Task prompt
Retype every entry in its entirety, without alteration.

Data to process

══════════════════════════════

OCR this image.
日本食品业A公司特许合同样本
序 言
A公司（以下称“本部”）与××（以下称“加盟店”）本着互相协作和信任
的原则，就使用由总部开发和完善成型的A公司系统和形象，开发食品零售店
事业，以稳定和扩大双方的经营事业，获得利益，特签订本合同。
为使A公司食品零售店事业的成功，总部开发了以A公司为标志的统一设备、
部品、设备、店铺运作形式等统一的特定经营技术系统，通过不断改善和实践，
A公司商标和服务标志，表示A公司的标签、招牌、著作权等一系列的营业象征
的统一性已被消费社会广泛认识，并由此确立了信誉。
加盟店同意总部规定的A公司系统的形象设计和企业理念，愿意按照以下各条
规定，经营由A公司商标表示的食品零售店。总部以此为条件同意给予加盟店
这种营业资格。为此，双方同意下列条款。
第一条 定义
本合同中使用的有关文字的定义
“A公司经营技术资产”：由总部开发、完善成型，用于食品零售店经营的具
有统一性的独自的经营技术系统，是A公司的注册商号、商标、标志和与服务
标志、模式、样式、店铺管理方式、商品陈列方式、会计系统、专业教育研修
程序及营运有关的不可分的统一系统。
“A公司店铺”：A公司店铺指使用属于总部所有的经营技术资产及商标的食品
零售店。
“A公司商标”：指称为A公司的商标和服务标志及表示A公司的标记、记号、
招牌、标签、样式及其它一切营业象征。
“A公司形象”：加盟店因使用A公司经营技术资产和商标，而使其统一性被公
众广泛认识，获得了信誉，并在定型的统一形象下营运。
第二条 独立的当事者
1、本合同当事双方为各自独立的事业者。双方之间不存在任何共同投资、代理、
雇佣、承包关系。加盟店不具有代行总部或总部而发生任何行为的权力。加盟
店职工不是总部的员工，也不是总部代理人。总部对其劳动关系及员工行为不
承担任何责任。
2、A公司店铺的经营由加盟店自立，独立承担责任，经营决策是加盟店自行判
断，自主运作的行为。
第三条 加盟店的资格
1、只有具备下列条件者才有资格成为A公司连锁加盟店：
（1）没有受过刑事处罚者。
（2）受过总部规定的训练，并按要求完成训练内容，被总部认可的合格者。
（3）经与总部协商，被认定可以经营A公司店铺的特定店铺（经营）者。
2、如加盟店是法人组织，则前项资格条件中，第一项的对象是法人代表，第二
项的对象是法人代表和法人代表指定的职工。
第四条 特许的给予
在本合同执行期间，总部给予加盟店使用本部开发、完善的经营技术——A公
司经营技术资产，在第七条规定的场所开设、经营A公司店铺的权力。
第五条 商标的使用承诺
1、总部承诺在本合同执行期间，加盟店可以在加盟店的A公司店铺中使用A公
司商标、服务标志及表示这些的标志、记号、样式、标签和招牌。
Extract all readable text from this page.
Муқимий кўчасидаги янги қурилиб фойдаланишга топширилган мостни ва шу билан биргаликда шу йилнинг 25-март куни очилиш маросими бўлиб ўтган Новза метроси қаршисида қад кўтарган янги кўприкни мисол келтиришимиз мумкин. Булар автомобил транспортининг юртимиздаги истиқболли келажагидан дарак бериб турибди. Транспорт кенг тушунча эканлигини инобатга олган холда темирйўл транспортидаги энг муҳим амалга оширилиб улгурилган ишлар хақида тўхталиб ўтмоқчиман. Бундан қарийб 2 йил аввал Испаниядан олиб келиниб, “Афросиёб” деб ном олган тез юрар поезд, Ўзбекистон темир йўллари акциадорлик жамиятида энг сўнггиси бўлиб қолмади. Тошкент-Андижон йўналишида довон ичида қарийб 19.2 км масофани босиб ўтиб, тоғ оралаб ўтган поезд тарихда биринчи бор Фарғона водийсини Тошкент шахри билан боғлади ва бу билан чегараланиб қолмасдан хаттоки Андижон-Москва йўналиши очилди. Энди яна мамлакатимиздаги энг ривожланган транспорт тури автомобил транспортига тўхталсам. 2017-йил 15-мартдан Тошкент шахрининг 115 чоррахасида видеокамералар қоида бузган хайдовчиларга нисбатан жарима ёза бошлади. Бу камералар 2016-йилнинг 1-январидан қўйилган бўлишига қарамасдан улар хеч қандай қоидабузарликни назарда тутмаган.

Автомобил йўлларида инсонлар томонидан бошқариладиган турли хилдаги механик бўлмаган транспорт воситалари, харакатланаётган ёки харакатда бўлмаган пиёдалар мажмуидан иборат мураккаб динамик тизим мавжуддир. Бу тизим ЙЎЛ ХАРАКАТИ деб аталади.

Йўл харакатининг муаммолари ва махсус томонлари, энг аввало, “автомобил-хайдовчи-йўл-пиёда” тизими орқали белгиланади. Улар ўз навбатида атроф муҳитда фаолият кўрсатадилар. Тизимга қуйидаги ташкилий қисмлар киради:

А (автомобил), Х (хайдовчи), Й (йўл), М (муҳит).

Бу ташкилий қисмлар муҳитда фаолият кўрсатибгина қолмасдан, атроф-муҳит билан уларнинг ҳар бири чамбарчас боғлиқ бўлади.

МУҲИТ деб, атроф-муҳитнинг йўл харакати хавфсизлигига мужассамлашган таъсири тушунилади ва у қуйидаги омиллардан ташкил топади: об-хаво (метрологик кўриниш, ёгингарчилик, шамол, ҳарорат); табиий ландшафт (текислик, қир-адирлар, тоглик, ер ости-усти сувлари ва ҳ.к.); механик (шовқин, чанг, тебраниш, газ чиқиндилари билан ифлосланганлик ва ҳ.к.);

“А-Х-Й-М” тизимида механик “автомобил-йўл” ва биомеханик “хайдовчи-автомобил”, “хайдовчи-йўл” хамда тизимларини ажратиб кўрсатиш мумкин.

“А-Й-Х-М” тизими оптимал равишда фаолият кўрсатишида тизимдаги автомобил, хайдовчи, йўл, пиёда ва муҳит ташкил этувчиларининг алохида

══════════════════════════════

Response below
OCR this image.
日本食品业A公司特许合同样本
序 言
A公司（以下称“本部”）与××（以下称“加盟店”）本着互相协作和信任
的原则，就使用由总部开发和完善成型的A公司系统和形象，开发食品零售店
事业，以稳定和扩大双方的经营事业，获得利益，特签订本合同。
为使A公司食品零售店事业的成功，总部开发了以A公司为标志的统一设备、
部品、设备、店铺运作形式等统一的特定经营技术系统，通过不断改善和实践，
A公司商标和服务标志，表示A公司的标签、招牌、著作权等一系列的营业象征
的统一性已被消费社会广泛认识，并由此确立了信誉。
加盟店同意总部规定的A公司系统的形象设计和企业理念，愿意按照以下各条
规定，经营由A公司商标表示的食品零售店。总部以此为条件同意给予加盟店
这种营业资格。为此，双方同意下列条款。
第一条 定义
本合同中使用的有关文字的定义
“A公司经营技术资产”：由总部开发、完善成型，用于食品零售店经营的具
有统一性的独自的经营技术系统，是A公司的注册商号、商标、标志和与服务
标志、模式、样式、店铺管理方式、商品陈列方式、会计系统、专业教育研修
程序及营运有关的不可分的统一系统。
“A公司店铺”：A公司店铺指使用属于总部所有的经营技术资产及商标的食品
零售店。
“A公司商标”：指称为A公司的商标和服务标志及表示A公司的标记、记号、
招牌、标签、样式及其它一切营业象征。
“A公司形象”：加盟店因使用A公司经营技术资产和商标，而使其统一性被公
众广泛认识，获得了信誉，并在定型的统一形象下营运。
第二条 独立的当事者
1、本合同当事双方为各自独立的事业者。双方之间不存在任何共同投资、代理、
雇佣、承包关系。加盟店不具有代行总部或总部而发生任何行为的权力。加盟
店职工不是总部的员工，也不是总部代理人。总部对其劳动关系及员工行为不
承担任何责任。
2、A公司店铺的经营由加盟店自立，独立承担责任，经营决策是加盟店自行判
断，自主运作的行为。
第三条 加盟店的资格
1、只有具备下列条件者才有资格成为A公司连锁加盟店：
（1）没有受过刑事处罚者。
（2）受过总部规定的训练，并按要求完成训练内容，被总部认可的合格者。
（3）经与总部协商，被认定可以经营A公司店铺的特定店铺（经营）者。
2、如加盟店是法人组织，则前项资格条件中，第一项的对象是法人代表，第二
项的对象是法人代表和法人代表指定的职工。
第四条 特许的给予
在本合同执行期间，总部给予加盟店使用本部开发、完善的经营技术——A公
司经营技术资产，在第七条规定的场所开设、经营A公司店铺的权力。
第五条 商标的使用承诺
1、总部承诺在本合同执行期间，加盟店可以在加盟店的A公司店铺中使用A公
司商标、服务标志及表示这些的标志、记号、样式、标签和招牌。
Extract all readable text from this page.
Муқимий кўчасидаги янги қурилиб фойдаланишга топширилган мостни ва шу билан биргаликда шу йилнинг 25-март куни очилиш маросими бўлиб ўтган Новза метроси қаршисида қад кўтарган янги кўприкни мисол келтиришимиз мумкин. Булар автомобил транспортининг юртимиздаги истиқболли келажагидан дарак бериб турибди. Транспорт кенг тушунча эканлигини инобатга олган холда темирйўл транспортидаги энг муҳим амалга оширилиб улгурилган ишлар хақида тўхталиб ўтмоқчиман. Бундан қарийб 2 йил аввал Испаниядан олиб келиниб, “Афросиёб” деб ном олган тез юрар поезд, Ўзбекистон темир йўллари акциадорлик жамиятида энг сўнггиси бўлиб қолмади. Тошкент-Андижон йўналишида довон ичида қарийб 19.2 км масофани босиб ўтиб, тоғ оралаб ўтган поезд тарихда биринчи бор Фарғона водийсини Тошкент шахри билан боғлади ва бу билан чегараланиб қолмасдан хаттоки Андижон-Москва йўналиши очилди. Энди яна мамлакатимиздаги энг ривожланган транспорт тури автомобил транспортига тўхталсам. 2017-йил 15-мартдан Тошкент шахрининг 115 чоррахасида видеокамералар қоида бузган хайдовчиларга нисбатан жарима ёза бошлади. Бу камералар 2016-йилнинг 1-январидан қўйилган бўлишига қарамасдан улар хеч қандай қоидабузарликни назарда тутмаган.

Автомобил йўлларида инсонлар томонидан бошқариладиган турли хилдаги механик бўлмаган транспорт воситалари, харакатланаётган ёки харакатда бўлмаган пиёдалар мажмуидан иборат мураккаб динамик тизим мавжуддир. Бу тизим ЙЎЛ ХАРАКАТИ деб аталади.

Йўл харакатининг муаммолари ва махсус томонлари, энг аввало, “автомобил-хайдовчи-йўл-пиёда” тизими орқали белгиланади. Улар ўз навбатида атроф муҳитда фаолият кўрсатадилар. Тизимга қуйидаги ташкилий қисмлар киради:

А (автомобил), Х (хайдовчи), Й (йўл), М (муҳит).

Бу ташкилий қисмлар муҳитда фаолият кўрсатибгина қолмасдан, атроф-муҳит билан уларнинг ҳар бири чамбарчас боғлиқ бўлади.

МУҲИТ деб, атроф-муҳитнинг йўл харакати хавфсизлигига мужассамлашган таъсири тушунилади ва у қуйидаги омиллардан ташкил топади: об-хаво (метрологик кўриниш, ёгингарчилик, шамол, ҳарорат); табиий ландшафт (текислик, қир-адирлар, тоглик, ер ости-усти сувлари ва ҳ.к.); механик (шовқин, чанг, тебраниш, газ чиқиндилари билан ифлосланганлик ва ҳ.к.);

“А-Х-Й-М” тизимида механик “автомобил-йўл” ва биомеханик “хайдовчи-автомобил”, “хайдовчи-йўл” хамда тизимларини ажратиб кўрсатиш мумкин.

“А-Й-Х-М” тизими оптимал равишда фаолият кўрсатишида тизимдаги автомобил, хайдовчи, йўл, пиёда ва муҳит ташкил этувчиларининг алохида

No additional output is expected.